* begin Raw data *

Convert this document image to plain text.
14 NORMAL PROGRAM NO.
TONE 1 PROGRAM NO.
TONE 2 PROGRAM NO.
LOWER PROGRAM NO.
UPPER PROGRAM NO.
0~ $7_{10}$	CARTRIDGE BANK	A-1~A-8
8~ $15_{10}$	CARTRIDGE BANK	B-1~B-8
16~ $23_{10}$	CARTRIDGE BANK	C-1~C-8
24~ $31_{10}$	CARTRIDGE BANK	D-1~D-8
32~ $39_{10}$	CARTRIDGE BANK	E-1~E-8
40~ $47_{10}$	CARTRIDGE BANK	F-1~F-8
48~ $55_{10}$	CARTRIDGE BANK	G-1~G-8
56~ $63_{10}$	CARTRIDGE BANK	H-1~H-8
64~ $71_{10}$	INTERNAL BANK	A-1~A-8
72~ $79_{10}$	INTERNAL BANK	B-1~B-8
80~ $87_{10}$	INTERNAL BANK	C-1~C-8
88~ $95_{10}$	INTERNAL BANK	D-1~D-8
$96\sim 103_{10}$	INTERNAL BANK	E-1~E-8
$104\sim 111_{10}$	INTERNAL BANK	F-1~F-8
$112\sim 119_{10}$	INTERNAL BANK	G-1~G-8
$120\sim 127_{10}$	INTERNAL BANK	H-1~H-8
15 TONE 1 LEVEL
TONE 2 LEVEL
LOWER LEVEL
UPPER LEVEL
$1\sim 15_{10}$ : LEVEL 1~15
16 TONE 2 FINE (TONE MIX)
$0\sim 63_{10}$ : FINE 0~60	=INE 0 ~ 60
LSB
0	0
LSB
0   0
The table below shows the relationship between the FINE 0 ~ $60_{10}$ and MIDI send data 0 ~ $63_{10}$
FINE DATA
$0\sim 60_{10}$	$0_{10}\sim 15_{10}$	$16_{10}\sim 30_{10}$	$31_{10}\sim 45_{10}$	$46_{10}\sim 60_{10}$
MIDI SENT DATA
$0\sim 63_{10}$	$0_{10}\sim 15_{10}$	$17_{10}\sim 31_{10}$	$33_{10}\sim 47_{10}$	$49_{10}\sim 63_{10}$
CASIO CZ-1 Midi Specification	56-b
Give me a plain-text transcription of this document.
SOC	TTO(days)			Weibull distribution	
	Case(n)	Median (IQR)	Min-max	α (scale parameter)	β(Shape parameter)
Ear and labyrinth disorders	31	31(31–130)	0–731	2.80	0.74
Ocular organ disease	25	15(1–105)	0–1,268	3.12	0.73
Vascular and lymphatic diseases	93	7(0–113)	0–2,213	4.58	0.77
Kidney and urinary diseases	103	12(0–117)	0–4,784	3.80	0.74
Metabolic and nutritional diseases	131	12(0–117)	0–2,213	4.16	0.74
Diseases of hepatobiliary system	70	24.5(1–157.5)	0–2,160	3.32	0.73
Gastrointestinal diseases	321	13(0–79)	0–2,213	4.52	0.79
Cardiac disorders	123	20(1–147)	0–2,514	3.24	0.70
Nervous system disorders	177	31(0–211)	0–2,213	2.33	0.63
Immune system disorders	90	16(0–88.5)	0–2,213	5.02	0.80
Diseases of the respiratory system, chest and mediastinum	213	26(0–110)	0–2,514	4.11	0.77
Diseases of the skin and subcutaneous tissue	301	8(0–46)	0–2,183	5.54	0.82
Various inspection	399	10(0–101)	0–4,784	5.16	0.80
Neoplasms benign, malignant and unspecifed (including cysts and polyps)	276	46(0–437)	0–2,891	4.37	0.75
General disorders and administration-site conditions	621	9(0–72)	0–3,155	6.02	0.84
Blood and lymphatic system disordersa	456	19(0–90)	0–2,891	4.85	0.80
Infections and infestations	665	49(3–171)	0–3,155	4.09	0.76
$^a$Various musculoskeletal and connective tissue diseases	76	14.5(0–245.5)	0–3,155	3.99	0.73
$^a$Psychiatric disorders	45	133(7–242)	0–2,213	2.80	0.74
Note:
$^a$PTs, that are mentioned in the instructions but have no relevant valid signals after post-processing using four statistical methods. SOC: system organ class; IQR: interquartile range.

* end Raw data *

What this task involves = Every record above should be output exactly.

Result =
Convert this document image to plain text.
14 NORMAL PROGRAM NO.
TONE 1 PROGRAM NO.
TONE 2 PROGRAM NO.
LOWER PROGRAM NO.
UPPER PROGRAM NO.
0~ $7_{10}$	CARTRIDGE BANK	A-1~A-8
8~ $15_{10}$	CARTRIDGE BANK	B-1~B-8
16~ $23_{10}$	CARTRIDGE BANK	C-1~C-8
24~ $31_{10}$	CARTRIDGE BANK	D-1~D-8
32~ $39_{10}$	CARTRIDGE BANK	E-1~E-8
40~ $47_{10}$	CARTRIDGE BANK	F-1~F-8
48~ $55_{10}$	CARTRIDGE BANK	G-1~G-8
56~ $63_{10}$	CARTRIDGE BANK	H-1~H-8
64~ $71_{10}$	INTERNAL BANK	A-1~A-8
72~ $79_{10}$	INTERNAL BANK	B-1~B-8
80~ $87_{10}$	INTERNAL BANK	C-1~C-8
88~ $95_{10}$	INTERNAL BANK	D-1~D-8
$96\sim 103_{10}$	INTERNAL BANK	E-1~E-8
$104\sim 111_{10}$	INTERNAL BANK	F-1~F-8
$112\sim 119_{10}$	INTERNAL BANK	G-1~G-8
$120\sim 127_{10}$	INTERNAL BANK	H-1~H-8
15 TONE 1 LEVEL
TONE 2 LEVEL
LOWER LEVEL
UPPER LEVEL
$1\sim 15_{10}$ : LEVEL 1~15
16 TONE 2 FINE (TONE MIX)
$0\sim 63_{10}$ : FINE 0~60	=INE 0 ~ 60
LSB
0	0
LSB
0   0
The table below shows the relationship between the FINE 0 ~ $60_{10}$ and MIDI send data 0 ~ $63_{10}$
FINE DATA
$0\sim 60_{10}$	$0_{10}\sim 15_{10}$	$16_{10}\sim 30_{10}$	$31_{10}\sim 45_{10}$	$46_{10}\sim 60_{10}$
MIDI SENT DATA
$0\sim 63_{10}$	$0_{10}\sim 15_{10}$	$17_{10}\sim 31_{10}$	$33_{10}\sim 47_{10}$	$49_{10}\sim 63_{10}$
CASIO CZ-1 Midi Specification	56-b
Give me a plain-text transcription of this document.
SOC	TTO(days)			Weibull distribution	
	Case(n)	Median (IQR)	Min-max	α (scale parameter)	β(Shape parameter)
Ear and labyrinth disorders	31	31(31–130)	0–731	2.80	0.74
Ocular organ disease	25	15(1–105)	0–1,268	3.12	0.73
Vascular and lymphatic diseases	93	7(0–113)	0–2,213	4.58	0.77
Kidney and urinary diseases	103	12(0–117)	0–4,784	3.80	0.74
Metabolic and nutritional diseases	131	12(0–117)	0–2,213	4.16	0.74
Diseases of hepatobiliary system	70	24.5(1–157.5)	0–2,160	3.32	0.73
Gastrointestinal diseases	321	13(0–79)	0–2,213	4.52	0.79
Cardiac disorders	123	20(1–147)	0–2,514	3.24	0.70
Nervous system disorders	177	31(0–211)	0–2,213	2.33	0.63
Immune system disorders	90	16(0–88.5)	0–2,213	5.02	0.80
Diseases of the respiratory system, chest and mediastinum	213	26(0–110)	0–2,514	4.11	0.77
Diseases of the skin and subcutaneous tissue	301	8(0–46)	0–2,183	5.54	0.82
Various inspection	399	10(0–101)	0–4,784	5.16	0.80
Neoplasms benign, malignant and unspecifed (including cysts and polyps)	276	46(0–437)	0–2,891	4.37	0.75
General disorders and administration-site conditions	621	9(0–72)	0–3,155	6.02	0.84
Blood and lymphatic system disordersa	456	19(0–90)	0–2,891	4.85	0.80
Infections and infestations	665	49(3–171)	0–3,155	4.09	0.76
$^a$Various musculoskeletal and connective tissue diseases	76	14.5(0–245.5)	0–3,155	3.99	0.73
$^a$Psychiatric disorders	45	133(7–242)	0–2,213	2.80	0.74
Note:
$^a$PTs, that are mentioned in the instructions but have no relevant valid signals after post-processing using four statistical methods. SOC: system organ class; IQR: interquartile range.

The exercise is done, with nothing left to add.